— START Stored rows —

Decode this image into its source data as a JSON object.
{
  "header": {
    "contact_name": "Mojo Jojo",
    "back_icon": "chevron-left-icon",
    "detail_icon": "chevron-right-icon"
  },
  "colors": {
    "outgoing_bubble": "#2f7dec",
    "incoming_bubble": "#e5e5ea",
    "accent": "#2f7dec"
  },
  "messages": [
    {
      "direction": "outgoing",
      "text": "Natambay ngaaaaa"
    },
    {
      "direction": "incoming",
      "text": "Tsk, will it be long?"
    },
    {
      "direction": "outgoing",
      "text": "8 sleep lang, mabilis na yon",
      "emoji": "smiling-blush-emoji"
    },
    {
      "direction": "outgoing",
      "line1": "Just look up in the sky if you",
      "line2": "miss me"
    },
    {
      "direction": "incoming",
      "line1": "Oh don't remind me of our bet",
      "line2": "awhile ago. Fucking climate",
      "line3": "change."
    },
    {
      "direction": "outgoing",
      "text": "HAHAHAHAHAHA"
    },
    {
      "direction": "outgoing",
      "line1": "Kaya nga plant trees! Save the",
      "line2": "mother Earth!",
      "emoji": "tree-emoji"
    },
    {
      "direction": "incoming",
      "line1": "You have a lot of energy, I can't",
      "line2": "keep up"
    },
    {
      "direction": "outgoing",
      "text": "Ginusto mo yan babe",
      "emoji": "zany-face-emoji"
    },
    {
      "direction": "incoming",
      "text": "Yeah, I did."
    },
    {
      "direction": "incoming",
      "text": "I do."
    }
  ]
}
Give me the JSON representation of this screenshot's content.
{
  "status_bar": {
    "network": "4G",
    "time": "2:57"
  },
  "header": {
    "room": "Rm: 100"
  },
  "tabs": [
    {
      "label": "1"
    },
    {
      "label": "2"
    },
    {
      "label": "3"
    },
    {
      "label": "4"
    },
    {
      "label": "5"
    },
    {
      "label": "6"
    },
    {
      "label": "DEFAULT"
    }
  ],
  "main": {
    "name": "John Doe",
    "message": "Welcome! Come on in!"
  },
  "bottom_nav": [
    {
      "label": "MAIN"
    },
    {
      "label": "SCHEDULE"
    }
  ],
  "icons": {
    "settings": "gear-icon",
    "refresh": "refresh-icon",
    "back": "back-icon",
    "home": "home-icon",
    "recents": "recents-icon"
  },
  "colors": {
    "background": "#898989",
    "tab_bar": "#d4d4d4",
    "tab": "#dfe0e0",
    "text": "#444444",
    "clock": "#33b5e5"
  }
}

— END Stored rows —

**The problem**: Only lines holding the string "text" are wanted; gather each one from the entries above.

**Final result**:
      "text": "Natambay ngaaaaa"
      "text": "Tsk, will it be long?"
      "text": "8 sleep lang, mabilis na yon",
      "text": "HAHAHAHAHAHA"
      "text": "Ginusto mo yan babe",
      "text": "Yeah, I did."
      "text": "I do."
    "text": "#444444",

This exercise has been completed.